### Task set
• 1. In the excerpt on consulting fees, copy the text from "The Company negotiates" to "services desired.".
• 2. In the entries, present the lines from the line with "Output each element" to the line with "code-line-number: 092 [61, 494, 89, 511]" as a numbered list, leaving out blank lines.

The Company charges its clients monthly fees which range up to $30,000.
The Company negotiates fees on an individual basis and accepts cash, securities
of the client company, or both, as payment. For many companies, especially
start-up ventures and those experiencing financial difficulties, this fee
arrangement has enabled them to obtain quality services without the use of
valuable cash flows. The Company attempts to base its fees upon the risk
involved in the securities of a client and the cost of providing the service or
services desired.
The Company's clients are not limited to any one particular industry.
Instead, the Company focuses on public companies which need the services
provided by the Company or private companies that need assistance in going
public. The Company determines whether or not to accept a prospective client
based upon the nature of the services needed and the financial stability of its
potential clients.
The Company did not substantially expand its client base during the
quarter ended June 30, 1995. The Company intends to increase its efforts to
obtain additional clients. However, no assurances can be given that the
Company's financial consulting operations will expand. In addition, because the
number of clients, the financial strength of clients, and the range of services
provided can vary greatly from quarter to quarter, it is difficult to project
the revenue that can, or is likely, to be produced by performing these services.

### Record set
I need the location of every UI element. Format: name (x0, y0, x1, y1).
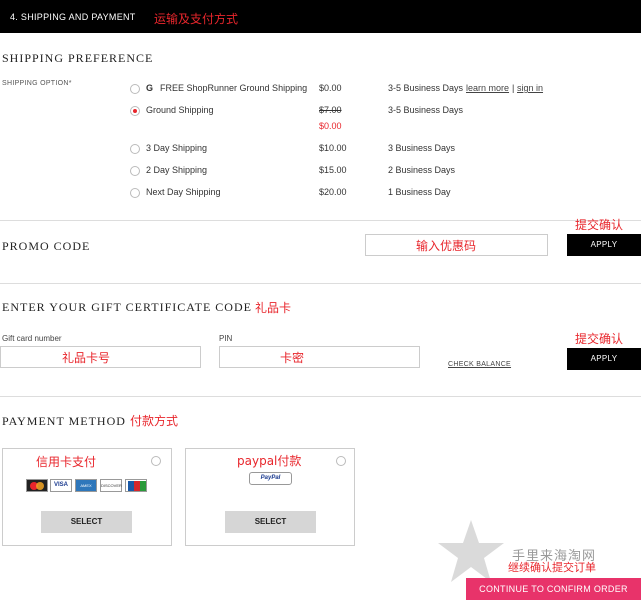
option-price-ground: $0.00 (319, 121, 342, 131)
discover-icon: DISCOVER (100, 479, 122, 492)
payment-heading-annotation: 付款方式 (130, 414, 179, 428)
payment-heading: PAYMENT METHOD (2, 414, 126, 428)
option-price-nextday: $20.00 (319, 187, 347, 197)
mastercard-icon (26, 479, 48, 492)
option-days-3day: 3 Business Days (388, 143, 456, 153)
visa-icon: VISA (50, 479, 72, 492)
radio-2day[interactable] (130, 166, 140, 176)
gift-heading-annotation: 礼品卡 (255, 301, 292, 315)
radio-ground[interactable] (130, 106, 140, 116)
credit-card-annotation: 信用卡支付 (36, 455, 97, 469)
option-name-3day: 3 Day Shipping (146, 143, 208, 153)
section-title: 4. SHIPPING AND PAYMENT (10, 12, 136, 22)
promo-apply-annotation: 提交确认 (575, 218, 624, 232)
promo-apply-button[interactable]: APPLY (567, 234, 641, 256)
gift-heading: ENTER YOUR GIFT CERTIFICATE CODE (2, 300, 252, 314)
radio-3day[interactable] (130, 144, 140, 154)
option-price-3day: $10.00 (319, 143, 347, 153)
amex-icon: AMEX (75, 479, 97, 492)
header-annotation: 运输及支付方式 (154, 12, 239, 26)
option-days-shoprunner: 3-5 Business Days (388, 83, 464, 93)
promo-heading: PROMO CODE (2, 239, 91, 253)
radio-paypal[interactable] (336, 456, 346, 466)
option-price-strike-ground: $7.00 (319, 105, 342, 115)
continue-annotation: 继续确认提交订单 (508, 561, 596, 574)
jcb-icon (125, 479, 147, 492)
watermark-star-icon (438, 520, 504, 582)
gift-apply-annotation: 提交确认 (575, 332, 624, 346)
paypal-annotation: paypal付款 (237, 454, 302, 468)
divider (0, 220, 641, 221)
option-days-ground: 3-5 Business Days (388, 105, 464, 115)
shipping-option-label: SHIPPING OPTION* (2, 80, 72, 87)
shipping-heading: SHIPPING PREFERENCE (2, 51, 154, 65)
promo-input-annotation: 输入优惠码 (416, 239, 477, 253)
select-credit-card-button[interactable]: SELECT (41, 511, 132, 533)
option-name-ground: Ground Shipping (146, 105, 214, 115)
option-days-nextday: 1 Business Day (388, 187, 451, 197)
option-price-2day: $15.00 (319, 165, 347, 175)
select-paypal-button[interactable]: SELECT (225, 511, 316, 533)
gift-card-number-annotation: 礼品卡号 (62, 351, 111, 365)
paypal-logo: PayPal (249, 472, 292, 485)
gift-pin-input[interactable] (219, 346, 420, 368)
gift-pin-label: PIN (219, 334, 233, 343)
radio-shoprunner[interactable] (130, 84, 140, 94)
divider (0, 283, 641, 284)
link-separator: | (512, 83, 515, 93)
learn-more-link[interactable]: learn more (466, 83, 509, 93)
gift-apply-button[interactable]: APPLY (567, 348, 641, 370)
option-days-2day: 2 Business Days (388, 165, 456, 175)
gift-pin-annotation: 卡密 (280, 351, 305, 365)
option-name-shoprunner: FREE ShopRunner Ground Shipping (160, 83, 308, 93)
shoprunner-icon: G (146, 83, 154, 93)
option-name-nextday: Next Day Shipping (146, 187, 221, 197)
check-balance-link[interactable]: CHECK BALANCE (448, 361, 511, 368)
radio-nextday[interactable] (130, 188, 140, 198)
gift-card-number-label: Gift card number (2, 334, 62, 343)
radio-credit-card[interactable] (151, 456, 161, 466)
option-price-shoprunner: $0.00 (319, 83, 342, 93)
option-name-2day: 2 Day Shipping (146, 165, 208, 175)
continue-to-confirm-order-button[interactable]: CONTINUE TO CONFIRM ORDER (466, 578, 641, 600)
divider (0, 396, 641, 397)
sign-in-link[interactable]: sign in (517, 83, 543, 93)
...
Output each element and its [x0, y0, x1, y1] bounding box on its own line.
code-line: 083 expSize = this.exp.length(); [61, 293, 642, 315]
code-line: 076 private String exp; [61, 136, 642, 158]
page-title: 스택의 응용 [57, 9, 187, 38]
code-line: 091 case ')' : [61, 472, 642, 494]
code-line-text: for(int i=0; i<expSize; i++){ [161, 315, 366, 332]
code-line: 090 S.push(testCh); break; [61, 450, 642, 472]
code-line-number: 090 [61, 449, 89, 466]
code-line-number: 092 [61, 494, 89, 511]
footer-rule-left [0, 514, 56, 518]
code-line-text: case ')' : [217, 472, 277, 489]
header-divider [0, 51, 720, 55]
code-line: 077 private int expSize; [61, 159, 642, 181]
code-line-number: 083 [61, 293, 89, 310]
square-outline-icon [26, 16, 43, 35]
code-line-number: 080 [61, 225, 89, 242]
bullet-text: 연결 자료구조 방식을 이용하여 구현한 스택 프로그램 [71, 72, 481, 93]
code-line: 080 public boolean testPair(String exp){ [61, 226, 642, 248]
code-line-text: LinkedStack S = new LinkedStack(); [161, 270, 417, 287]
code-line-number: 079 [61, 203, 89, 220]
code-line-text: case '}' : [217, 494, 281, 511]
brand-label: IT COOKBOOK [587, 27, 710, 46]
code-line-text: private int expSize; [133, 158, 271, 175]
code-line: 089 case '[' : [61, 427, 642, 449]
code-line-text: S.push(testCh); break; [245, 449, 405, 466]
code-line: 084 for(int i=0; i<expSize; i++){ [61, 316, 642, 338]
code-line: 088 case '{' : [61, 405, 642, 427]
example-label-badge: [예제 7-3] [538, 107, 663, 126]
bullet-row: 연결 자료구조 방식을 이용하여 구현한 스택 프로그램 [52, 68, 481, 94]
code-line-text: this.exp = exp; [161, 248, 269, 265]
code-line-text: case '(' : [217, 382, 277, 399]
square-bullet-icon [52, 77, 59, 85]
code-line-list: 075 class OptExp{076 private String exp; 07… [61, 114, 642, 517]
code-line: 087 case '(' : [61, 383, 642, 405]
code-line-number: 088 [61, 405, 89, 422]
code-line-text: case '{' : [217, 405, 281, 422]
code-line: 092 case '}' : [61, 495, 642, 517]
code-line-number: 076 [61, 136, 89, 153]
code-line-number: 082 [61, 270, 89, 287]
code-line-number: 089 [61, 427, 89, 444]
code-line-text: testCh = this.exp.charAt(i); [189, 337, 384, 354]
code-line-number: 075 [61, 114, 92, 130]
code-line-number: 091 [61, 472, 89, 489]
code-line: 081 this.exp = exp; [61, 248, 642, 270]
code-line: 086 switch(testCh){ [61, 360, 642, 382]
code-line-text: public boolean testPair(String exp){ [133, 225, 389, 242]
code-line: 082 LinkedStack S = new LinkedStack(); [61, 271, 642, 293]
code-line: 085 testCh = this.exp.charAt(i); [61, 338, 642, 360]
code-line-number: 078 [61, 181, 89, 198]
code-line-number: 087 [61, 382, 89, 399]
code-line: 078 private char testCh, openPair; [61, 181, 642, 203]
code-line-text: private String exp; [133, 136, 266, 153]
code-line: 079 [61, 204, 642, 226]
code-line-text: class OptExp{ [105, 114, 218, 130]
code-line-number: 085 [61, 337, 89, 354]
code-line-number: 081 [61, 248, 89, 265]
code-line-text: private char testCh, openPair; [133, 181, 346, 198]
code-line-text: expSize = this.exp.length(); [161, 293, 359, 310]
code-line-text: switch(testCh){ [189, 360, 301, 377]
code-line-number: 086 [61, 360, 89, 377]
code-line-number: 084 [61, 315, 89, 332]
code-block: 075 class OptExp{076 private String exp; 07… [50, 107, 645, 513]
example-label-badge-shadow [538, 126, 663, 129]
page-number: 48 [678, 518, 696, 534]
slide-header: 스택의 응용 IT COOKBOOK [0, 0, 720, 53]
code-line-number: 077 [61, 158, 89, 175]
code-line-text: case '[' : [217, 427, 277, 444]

### The replies
• 1.
The Company negotiates fees on an individual basis and accepts cash, securities
of the client company, or both, as payment. For many companies, especially
start-up ventures and those experiencing financial difficulties, this fee
arrangement has enabled them to obtain quality services without the use of
valuable cash flows. The Company attempts to base its fees upon the risk
involved in the securities of a client and the cost of providing the service or
services desired.

• 2.
1. Output each element and its [x0, y0, x1, y1] bounding box on its own line.
2. code-line: 083 expSize = this.exp.length(); [61, 293, 642, 315]
3. code-line: 076 private String exp; [61, 136, 642, 158]
4. page-title: 스택의 응용 [57, 9, 187, 38]
5. code-line: 091 case ')' : [61, 472, 642, 494]
6. code-line-text: for(int i=0; i<expSize; i++){ [161, 315, 366, 332]
7. code-line: 090 S.push(testCh); break; [61, 450, 642, 472]
8. code-line-number: 090 [61, 449, 89, 466]
9. code-line-number: 092 [61, 494, 89, 511]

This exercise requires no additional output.